(Recorded data)
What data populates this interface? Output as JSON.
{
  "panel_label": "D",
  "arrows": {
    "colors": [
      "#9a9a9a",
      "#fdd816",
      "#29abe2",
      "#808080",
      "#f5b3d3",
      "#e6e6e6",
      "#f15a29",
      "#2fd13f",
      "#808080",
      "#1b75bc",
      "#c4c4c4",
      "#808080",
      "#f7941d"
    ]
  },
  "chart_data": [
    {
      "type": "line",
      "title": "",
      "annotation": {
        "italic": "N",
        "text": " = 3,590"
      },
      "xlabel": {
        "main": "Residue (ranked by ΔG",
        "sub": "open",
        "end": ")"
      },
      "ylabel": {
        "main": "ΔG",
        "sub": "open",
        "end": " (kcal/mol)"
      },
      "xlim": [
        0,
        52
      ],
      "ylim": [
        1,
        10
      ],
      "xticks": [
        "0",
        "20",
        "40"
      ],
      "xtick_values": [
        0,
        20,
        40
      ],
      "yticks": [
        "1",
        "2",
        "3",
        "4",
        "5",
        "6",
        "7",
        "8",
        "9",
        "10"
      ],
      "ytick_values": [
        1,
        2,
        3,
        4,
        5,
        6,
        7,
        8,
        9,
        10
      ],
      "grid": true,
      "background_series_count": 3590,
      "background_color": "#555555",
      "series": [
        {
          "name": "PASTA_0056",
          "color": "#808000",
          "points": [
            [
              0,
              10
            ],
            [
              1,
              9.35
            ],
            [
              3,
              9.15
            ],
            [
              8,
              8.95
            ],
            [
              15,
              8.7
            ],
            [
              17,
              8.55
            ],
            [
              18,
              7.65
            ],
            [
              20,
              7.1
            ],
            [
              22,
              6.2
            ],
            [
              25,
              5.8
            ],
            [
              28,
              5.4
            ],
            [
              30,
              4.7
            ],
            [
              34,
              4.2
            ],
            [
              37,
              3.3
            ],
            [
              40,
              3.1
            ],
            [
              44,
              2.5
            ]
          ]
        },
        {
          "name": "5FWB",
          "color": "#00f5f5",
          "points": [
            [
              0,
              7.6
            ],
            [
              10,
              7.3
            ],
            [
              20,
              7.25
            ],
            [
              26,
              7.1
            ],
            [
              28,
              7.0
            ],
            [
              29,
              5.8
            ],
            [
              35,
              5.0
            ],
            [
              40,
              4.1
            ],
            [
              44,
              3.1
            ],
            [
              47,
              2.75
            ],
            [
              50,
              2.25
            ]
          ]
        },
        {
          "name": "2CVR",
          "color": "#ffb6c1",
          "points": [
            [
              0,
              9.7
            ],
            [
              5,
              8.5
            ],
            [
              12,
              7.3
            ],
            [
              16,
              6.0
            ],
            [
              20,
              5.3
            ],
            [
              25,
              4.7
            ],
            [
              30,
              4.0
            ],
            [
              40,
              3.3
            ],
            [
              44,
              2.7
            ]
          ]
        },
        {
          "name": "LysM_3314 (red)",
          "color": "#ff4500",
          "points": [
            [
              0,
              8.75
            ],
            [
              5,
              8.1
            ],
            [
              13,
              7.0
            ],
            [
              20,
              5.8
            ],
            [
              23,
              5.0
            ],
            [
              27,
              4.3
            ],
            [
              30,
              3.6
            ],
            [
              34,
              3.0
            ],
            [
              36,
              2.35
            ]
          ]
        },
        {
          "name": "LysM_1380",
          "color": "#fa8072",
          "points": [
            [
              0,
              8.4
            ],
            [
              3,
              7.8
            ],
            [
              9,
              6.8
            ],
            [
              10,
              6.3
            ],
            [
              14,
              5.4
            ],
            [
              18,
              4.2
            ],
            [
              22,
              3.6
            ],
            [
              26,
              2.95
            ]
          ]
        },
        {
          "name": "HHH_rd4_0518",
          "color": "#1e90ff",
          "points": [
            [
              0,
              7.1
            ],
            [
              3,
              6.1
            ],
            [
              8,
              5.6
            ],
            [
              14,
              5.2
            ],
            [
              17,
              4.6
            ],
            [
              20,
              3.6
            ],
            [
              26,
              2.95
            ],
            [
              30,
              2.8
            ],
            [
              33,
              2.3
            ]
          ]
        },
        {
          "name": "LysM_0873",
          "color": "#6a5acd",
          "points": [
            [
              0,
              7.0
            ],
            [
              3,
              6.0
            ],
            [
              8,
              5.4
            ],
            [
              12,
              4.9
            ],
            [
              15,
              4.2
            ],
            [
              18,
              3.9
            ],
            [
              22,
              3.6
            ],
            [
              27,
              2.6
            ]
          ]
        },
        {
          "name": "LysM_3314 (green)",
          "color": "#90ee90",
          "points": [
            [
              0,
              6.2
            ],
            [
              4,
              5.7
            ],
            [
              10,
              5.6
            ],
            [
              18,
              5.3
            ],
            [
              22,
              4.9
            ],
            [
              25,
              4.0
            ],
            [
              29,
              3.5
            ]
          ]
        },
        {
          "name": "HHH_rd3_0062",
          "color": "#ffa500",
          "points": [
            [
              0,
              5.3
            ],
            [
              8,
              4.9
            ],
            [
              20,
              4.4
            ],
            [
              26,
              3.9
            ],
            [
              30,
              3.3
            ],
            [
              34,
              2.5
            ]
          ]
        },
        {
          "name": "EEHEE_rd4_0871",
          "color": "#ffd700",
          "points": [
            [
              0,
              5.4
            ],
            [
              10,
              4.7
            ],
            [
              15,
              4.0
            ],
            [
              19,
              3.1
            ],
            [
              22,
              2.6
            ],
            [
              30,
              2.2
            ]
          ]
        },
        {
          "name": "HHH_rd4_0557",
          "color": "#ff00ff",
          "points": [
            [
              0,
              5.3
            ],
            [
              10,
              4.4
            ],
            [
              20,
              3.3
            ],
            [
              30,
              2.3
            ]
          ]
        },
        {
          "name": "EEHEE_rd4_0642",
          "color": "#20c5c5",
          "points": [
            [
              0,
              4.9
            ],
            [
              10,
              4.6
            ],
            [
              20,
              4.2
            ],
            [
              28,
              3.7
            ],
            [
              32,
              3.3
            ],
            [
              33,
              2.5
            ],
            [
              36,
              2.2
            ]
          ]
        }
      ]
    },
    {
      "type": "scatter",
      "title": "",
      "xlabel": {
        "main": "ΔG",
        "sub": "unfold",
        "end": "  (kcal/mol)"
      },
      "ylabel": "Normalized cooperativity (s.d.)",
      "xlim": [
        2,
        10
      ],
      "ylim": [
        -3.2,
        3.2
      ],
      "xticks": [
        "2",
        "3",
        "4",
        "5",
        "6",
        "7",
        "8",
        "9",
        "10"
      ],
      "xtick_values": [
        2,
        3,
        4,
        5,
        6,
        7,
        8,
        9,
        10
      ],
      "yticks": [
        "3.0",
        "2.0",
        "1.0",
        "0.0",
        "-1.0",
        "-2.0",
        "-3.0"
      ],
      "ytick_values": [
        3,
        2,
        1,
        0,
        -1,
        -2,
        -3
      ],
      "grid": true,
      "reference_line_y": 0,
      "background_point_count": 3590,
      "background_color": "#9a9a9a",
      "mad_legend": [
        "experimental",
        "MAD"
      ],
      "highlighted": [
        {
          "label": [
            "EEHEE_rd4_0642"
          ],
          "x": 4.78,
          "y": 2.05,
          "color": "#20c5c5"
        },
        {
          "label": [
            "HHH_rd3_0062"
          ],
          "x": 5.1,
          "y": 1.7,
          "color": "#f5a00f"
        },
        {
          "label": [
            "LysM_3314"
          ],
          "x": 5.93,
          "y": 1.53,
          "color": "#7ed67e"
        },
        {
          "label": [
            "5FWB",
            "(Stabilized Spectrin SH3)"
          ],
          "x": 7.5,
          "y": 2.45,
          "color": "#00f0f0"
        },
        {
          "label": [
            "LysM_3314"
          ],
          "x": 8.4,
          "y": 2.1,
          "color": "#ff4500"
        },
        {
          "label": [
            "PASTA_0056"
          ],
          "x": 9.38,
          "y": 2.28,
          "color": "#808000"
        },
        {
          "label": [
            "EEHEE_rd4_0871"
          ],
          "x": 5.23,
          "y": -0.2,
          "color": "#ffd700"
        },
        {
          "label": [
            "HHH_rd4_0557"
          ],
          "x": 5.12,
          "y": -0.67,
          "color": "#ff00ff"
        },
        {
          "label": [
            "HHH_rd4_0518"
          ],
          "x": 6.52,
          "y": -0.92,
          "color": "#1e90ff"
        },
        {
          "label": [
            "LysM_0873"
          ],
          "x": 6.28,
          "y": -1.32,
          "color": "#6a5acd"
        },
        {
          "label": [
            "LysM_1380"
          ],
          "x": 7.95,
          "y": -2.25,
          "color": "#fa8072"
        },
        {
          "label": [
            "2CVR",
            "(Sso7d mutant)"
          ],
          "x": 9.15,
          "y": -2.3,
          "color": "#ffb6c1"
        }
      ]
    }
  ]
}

*What needs to be done*: Report how many lines of the data contain the word "ylabel", using the number alone.

*Finished exercise*: 2